» WRITTEN EXERCISE:
Beginning with the line that holds "Serialize everything readable" and ending with the last line below, repeat each line exactly, leaving any pictures out.

» RECORDS FOR PROCESSING:

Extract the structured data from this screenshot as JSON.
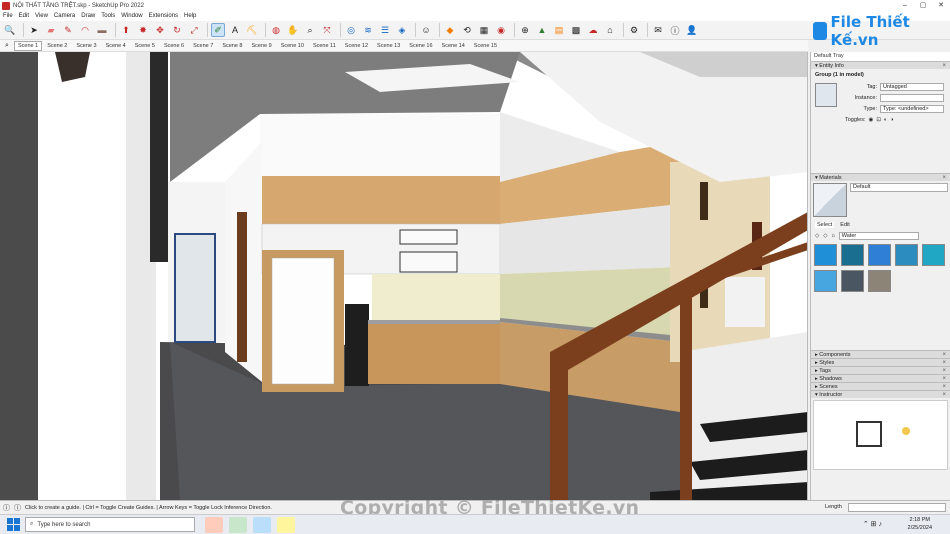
{
  "window": {
    "title": "NỘI THẤT TẦNG TRỆT.skp - SketchUp Pro 2022",
    "minimize": "–",
    "maximize": "▢",
    "close": "✕"
  },
  "menu": [
    "File",
    "Edit",
    "View",
    "Camera",
    "Draw",
    "Tools",
    "Window",
    "Extensions",
    "Help"
  ],
  "brand": {
    "logo_text": "File Thiết Kế.vn",
    "brand_color": "#1e88e5"
  },
  "scenes": [
    "Scene 1",
    "Scene 2",
    "Scene 3",
    "Scene 4",
    "Scene 5",
    "Scene 6",
    "Scene 7",
    "Scene 8",
    "Scene 9",
    "Scene 10",
    "Scene 11",
    "Scene 12",
    "Scene 13",
    "Scene 16",
    "Scene 14",
    "Scene 15"
  ],
  "active_scene": "Scene 1",
  "tray": {
    "title": "Default Tray",
    "entity_info": {
      "header": "Entity Info",
      "selection": "Group (1 in model)",
      "tag_label": "Tag:",
      "tag_value": "Untagged",
      "instance_label": "Instance:",
      "instance_value": "",
      "type_label": "Type:",
      "type_value": "Type: <undefined>",
      "toggles_label": "Toggles:"
    },
    "materials": {
      "header": "Materials",
      "current": "Default",
      "tab_select": "Select",
      "tab_edit": "Edit",
      "library": "Water"
    },
    "panels": [
      "Components",
      "Styles",
      "Tags",
      "Shadows",
      "Scenes",
      "Instructor"
    ]
  },
  "status": {
    "message": "Click to create a guide. | Ctrl = Toggle Create Guides. | Arrow Keys = Toggle Lock Inference Direction.",
    "measure_label": "Length"
  },
  "watermark": "Copyright © FileThietKe.vn",
  "taskbar": {
    "search_placeholder": "Type here to search",
    "time": "2:18 PM",
    "date": "2/25/2024"
  }
}
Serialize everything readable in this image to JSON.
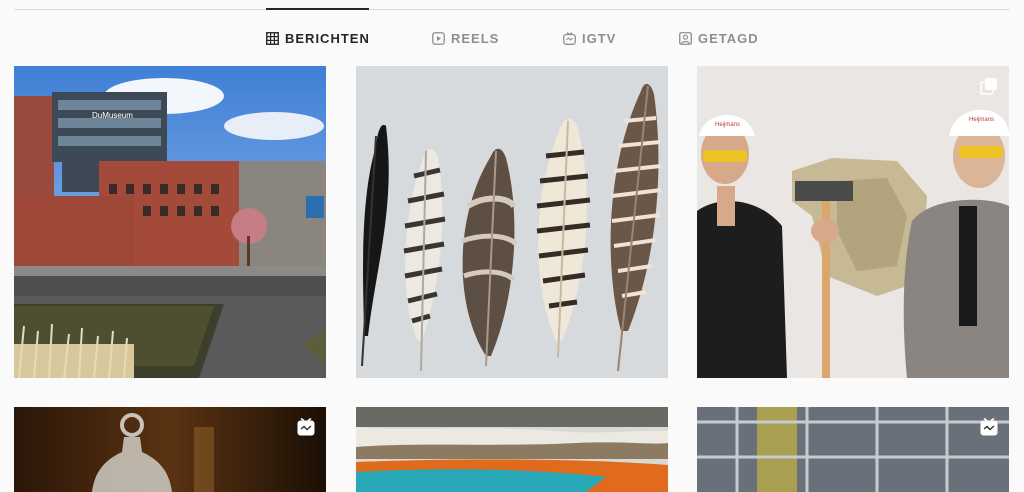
{
  "tabs": [
    {
      "label": "BERICHTEN",
      "icon": "grid-icon",
      "active": true
    },
    {
      "label": "REELS",
      "icon": "reels-icon",
      "active": false
    },
    {
      "label": "IGTV",
      "icon": "igtv-icon",
      "active": false
    },
    {
      "label": "GETAGD",
      "icon": "tagged-icon",
      "active": false
    }
  ],
  "posts": [
    {
      "subject": "modern-building-with-reflecting-pool",
      "badge": null
    },
    {
      "subject": "five-feathers",
      "badge": null
    },
    {
      "subject": "two-men-with-sledgehammer",
      "badge": "carousel-icon"
    },
    {
      "subject": "glass-bell",
      "badge": "reel-icon"
    },
    {
      "subject": "colorful-hot-spring",
      "badge": null
    },
    {
      "subject": "metal-fence",
      "badge": "reel-icon"
    }
  ],
  "photo_texts": {
    "building_sign": "DuMuseum",
    "helmet_brand_left": "Heijmans",
    "helmet_brand_right": "Heijmans"
  },
  "colors": {
    "background": "#fafafa",
    "active_tab": "#262626",
    "inactive_tab": "#8e8e8e",
    "divider": "#dbdbdb"
  }
}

» EXERCISE RESULT:
Serialize everything readable in this image to JSON.
{
  "tabs": [
    {
      "label": "BERICHTEN",
      "icon": "grid-icon",
      "active": true
    },
    {
      "label": "REELS",
      "icon": "reels-icon",
      "active": false
    },
    {
      "label": "IGTV",
      "icon": "igtv-icon",
      "active": false
    },
    {
      "label": "GETAGD",
      "icon": "tagged-icon",
      "active": false
    }
  ],
  "posts": [
    {
      "subject": "modern-building-with-reflecting-pool",
      "badge": null
    },
    {
      "subject": "five-feathers",
      "badge": null
    },
    {
      "subject": "two-men-with-sledgehammer",
      "badge": "carousel-icon"
    },
    {
      "subject": "glass-bell",
      "badge": "reel-icon"
    },
    {
      "subject": "colorful-hot-spring",
      "badge": null
    },
    {
      "subject": "metal-fence",
      "badge": "reel-icon"
    }
  ],
  "photo_texts": {
    "building_sign": "DuMuseum",
    "helmet_brand_left": "Heijmans",
    "helmet_brand_right": "Heijmans"
  },
  "colors": {
    "background": "#fafafa",
    "active_tab": "#262626",
    "inactive_tab": "#8e8e8e",
    "divider": "#dbdbdb"
  }
}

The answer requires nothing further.